**Given records:**
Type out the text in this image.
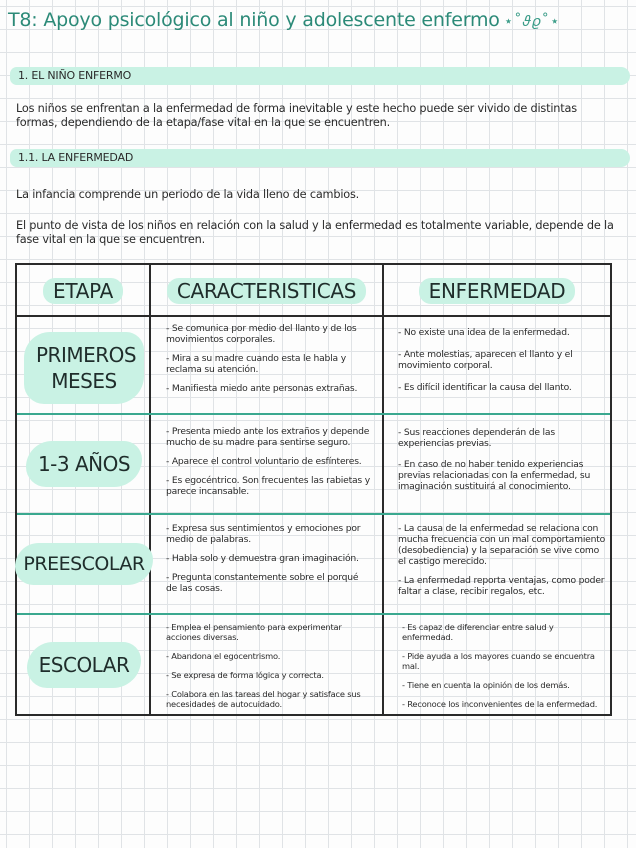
T8: Apoyo psicológico al niño y adolescente enfermo ⋆˚𝜗𝜚˚⋆
1. EL NIÑO ENFERMO
Los niños se enfrentan a la enfermedad de forma inevitable y este hecho puede ser vivido de distintas formas, dependiendo de la etapa/fase vital en la que se encuentren.
1.1. LA ENFERMEDAD
La infancia comprende un periodo de la vida lleno de cambios.
El punto de vista de los niños en relación con la salud y la enfermedad es totalmente variable, depende de la fase vital en la que se encuentren.
ETAPA	CARACTERISTICAS	ENFERMEDAD
PRIMEROS MESES

- Se comunica por medio del llanto y de los movimientos corporales.

- Mira a su madre cuando esta le habla y reclama su atención.

- Manifiesta miedo ante personas extrañas.

- No existe una idea de la enfermedad.

- Ante molestias, aparecen el llanto y el movimiento corporal.

- Es difícil identificar la causa del llanto.

1-3 AÑOS

- Presenta miedo ante los extraños y depende mucho de su madre para sentirse seguro.

- Aparece el control voluntario de esfínteres.

- Es egocéntrico. Son frecuentes las rabietas y parece incansable.

- Sus reacciones dependerán de las experiencias previas.

- En caso de no haber tenido experiencias previas relacionadas con la enfermedad, su imaginación sustituirá al conocimiento.

PREESCOLAR

- Expresa sus sentimientos y emociones por medio de palabras.

- Habla solo y demuestra gran imaginación.

- Pregunta constantemente sobre el porqué de las cosas.

- La causa de la enfermedad se relaciona con mucha frecuencia con un mal comportamiento (desobediencia) y la separación se vive como el castigo merecido.

- La enfermedad reporta ventajas, como poder faltar a clase, recibir regalos, etc.

ESCOLAR

- Emplea el pensamiento para experimentar acciones diversas.

- Abandona el egocentrismo.

- Se expresa de forma lógica y correcta.

- Colabora en las tareas del hogar y satisface sus necesidades de autocuidado.

- Es capaz de diferenciar entre salud y enfermedad.

- Pide ayuda a los mayores cuando se encuentra mal.

- Tiene en cuenta la opinión de los demás.

- Reconoce los inconvenientes de la enfermedad.
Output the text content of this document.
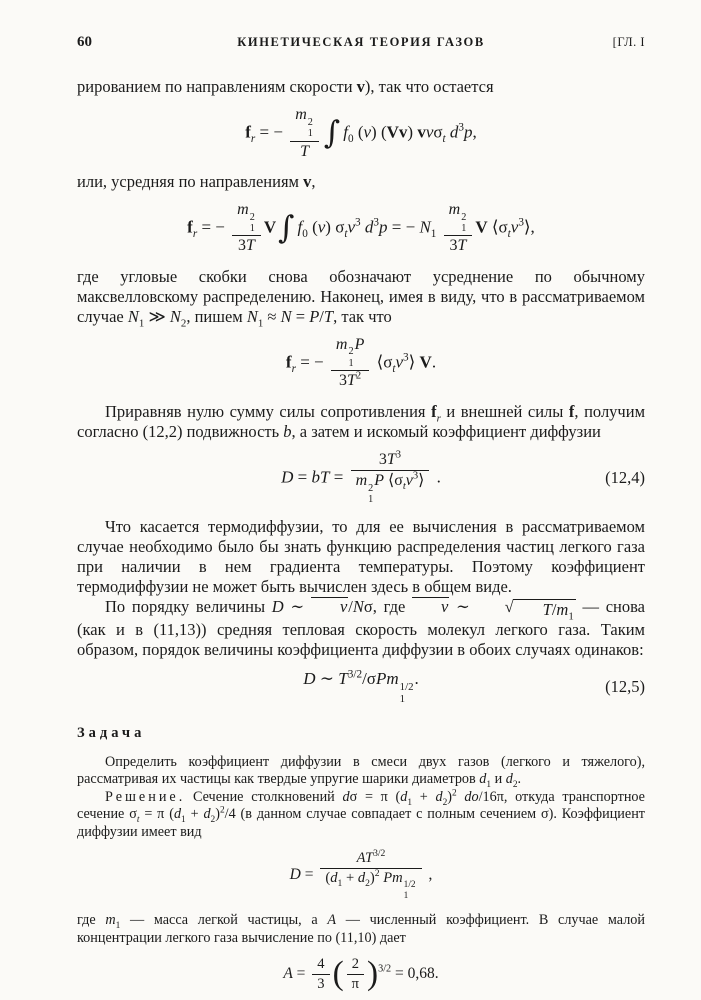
60	КИНЕТИЧЕСКАЯ ТЕОРИЯ ГАЗОВ	[ГЛ. I

рированием по направлениям скорости v), так что остается

$f_r$ = − m 2
1
T ∫ $f_0$ (v) (Vv) vvσ$_t$ $d^3p$,

или, усредняя по направлениям v,

$f_r$ = − m 2
1
3T V∫ $f_0$ (v) $\sigma_tv^3$ $d^3p$ = − $N_1$ m 2
1
3T V $⟨\sigma_tv^3⟩$,

где угловые скобки снова обозначают усреднение по обычному максвелловскому распределению. Наконец, имея в виду, что в рассматриваемом случае $N_1$ ≫ $N_2$, пишем $N_1 \approx N = P/T$, так что

$f_r$ = − m 2
1
P
$3T^2$ $⟨\sigma_tv^3⟩$ V.

Приравняв нулю сумму силы сопротивления $f_r$ и внешней силы f, получим согласно (12,2) подвижность b, а затем и искомый коэффициент диффузии

D = bT =
$3T^3$
m 2
1
P $⟨\sigma_tv^3⟩$ .	(12,4)

Что касается термодиффузии, то для ее вычисления в рассматриваемом случае необходимо было бы знать функцию распределения частиц легкого газа при наличии в нем градиента температуры. Поэтому коэффициент термодиффузии не может быть вычислен здесь в общем виде.

По порядку величины D ∼ v/Nσ, где v ∼	√	$T/m_1$
— снова (как и в (11,13)) средняя тепловая скорость молекул легкого газа. Таким образом, порядок величины коэффициента диффузии в обоих случаях одинаков:

D ∼ $T^{3/2}$/σPm 1/2
1
.	(12,5)
Задача

Определить коэффициент диффузии в смеси двух газов (легкого и тяжелого), рассматривая их частицы как твердые упругие шарики диаметров $d_1$ и $d_2$.

Решение. Сечение столкновений dσ = π $(d_1 + d_2)^2$ do/16π, откуда транспортное сечение $\sigma_t = \pi$ $(d_1 + d_2)^2/4$ (в данном случае совпадает с полным сечением σ). Коэффициент диффузии имеет вид

$D = AT^{3/2}$
$(d_1 + d_2)^2$ Pm 1/2
1 ,

где $m_1$ — масса легкой частицы, а A — численный коэффициент. В случае малой концентрации легкого газа вычисление по (11,10) дает

$A = \frac{4}{3}$ ( $\frac{2}{\pi} )^{3/2} = 0,68$.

**Stated task:**
In the entries above, how many lines hold the word "imaginación"? State the number and nothing else.

**Written solution:**
2